Data entries.
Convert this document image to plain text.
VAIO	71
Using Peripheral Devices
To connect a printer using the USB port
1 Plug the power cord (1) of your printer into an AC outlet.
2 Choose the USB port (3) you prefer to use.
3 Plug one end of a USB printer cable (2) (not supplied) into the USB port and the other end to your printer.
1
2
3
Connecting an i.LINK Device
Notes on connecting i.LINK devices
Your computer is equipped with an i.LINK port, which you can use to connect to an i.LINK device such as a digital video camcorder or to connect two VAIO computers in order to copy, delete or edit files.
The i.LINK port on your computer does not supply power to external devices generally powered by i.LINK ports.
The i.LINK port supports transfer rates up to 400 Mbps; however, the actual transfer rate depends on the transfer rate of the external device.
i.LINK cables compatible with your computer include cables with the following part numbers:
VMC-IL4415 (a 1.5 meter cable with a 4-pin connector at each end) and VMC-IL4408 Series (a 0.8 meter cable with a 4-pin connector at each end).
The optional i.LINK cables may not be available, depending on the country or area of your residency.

Given task. Where a line in the entries holds the word "into", copy that line.

Expected output.
1 Plug the power cord (1) of your printer into an AC outlet.
3 Plug one end of a USB printer cable (2) (not supplied) into the USB port and the other end to your printer.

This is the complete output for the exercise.